Find every line with the word "error" and report how many there are, without any other text.
##### Data to process #####
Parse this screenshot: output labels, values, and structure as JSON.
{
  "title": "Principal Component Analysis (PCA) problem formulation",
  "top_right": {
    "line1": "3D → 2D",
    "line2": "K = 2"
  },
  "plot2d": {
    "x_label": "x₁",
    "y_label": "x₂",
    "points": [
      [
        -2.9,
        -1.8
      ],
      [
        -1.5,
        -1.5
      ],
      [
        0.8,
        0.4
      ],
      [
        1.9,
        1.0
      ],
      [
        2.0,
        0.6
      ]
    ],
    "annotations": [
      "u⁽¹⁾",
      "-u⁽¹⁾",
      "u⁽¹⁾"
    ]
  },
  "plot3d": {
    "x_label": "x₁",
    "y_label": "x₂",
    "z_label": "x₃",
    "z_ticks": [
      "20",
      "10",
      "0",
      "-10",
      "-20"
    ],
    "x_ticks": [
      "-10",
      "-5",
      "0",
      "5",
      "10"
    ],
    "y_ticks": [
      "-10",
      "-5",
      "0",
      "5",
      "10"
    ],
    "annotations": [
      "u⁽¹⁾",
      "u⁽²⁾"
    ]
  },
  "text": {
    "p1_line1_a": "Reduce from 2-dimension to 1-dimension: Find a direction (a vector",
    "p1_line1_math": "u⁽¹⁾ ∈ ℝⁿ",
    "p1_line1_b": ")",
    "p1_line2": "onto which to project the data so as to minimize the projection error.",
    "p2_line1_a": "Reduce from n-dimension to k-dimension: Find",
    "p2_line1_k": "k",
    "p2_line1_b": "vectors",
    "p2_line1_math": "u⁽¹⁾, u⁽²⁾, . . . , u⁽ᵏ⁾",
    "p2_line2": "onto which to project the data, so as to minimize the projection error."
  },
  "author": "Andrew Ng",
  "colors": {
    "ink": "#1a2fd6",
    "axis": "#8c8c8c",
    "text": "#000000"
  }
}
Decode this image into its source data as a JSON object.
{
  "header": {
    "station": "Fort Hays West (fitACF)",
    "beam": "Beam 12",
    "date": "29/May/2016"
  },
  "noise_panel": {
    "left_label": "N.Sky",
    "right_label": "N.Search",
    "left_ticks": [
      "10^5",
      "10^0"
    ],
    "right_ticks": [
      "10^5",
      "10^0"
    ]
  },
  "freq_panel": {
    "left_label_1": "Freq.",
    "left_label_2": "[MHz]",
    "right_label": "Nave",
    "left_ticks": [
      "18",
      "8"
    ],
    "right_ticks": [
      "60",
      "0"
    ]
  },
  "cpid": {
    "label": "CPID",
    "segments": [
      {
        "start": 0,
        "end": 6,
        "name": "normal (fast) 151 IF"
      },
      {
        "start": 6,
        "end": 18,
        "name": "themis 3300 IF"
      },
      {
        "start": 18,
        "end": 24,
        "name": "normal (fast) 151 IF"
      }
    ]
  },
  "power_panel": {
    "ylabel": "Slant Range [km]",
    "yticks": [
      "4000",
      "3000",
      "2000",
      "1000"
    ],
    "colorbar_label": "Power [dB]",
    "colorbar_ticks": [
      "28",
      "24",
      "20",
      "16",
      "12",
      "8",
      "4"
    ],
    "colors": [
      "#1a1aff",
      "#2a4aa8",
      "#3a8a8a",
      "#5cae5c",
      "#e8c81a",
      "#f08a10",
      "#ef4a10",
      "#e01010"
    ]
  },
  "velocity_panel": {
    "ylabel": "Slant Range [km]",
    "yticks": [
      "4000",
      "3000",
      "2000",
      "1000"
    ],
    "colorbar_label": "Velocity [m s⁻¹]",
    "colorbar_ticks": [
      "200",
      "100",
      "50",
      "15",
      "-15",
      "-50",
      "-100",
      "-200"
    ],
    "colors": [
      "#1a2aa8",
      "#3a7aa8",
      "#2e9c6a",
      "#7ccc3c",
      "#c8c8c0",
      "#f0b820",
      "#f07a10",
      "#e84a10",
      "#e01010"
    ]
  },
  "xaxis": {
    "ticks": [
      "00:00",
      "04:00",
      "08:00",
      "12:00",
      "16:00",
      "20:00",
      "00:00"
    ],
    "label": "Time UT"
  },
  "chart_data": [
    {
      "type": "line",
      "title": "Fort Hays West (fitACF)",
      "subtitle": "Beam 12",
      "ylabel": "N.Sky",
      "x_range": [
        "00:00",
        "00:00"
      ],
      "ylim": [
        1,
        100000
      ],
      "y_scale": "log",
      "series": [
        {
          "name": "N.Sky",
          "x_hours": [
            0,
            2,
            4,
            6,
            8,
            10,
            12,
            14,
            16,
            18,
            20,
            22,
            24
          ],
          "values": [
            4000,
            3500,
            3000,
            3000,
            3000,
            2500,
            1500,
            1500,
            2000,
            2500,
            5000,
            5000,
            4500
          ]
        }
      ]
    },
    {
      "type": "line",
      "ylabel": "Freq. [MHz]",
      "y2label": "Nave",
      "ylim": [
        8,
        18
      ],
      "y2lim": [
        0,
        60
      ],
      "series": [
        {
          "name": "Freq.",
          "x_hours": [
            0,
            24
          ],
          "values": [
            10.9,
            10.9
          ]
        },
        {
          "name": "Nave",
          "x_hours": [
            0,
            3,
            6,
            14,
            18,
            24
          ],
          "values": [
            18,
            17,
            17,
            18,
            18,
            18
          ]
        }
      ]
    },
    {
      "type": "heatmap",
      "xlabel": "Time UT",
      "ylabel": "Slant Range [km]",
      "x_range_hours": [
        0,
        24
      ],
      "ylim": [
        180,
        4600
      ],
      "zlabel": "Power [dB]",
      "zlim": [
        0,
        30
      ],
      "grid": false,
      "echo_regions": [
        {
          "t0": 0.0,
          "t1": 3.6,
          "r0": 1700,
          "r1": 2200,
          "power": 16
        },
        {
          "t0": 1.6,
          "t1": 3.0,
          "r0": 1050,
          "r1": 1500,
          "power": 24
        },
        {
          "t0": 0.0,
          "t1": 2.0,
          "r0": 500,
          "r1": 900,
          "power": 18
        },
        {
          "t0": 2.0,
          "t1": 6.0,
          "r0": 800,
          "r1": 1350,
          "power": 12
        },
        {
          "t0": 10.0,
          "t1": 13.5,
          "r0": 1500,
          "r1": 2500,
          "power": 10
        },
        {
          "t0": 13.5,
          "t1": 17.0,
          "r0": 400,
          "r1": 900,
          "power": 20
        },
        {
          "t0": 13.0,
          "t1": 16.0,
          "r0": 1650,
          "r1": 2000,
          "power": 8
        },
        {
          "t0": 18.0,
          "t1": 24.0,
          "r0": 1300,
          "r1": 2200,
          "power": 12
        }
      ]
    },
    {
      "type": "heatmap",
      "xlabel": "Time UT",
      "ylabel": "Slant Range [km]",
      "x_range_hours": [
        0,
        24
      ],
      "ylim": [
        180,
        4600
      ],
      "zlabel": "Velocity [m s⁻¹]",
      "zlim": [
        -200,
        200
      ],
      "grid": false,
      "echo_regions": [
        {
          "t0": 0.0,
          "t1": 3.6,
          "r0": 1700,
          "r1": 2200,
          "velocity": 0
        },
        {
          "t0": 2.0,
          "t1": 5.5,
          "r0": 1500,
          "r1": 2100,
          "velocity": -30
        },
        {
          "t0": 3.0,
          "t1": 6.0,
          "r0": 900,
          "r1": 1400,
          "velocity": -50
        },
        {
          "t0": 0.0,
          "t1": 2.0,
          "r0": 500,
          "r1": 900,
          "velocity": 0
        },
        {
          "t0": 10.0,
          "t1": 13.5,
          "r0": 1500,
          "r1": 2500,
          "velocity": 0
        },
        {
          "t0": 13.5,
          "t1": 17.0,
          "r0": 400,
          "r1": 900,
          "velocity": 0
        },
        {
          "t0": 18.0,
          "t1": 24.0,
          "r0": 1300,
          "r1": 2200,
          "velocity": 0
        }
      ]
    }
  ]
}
#####
• Exercise output: 2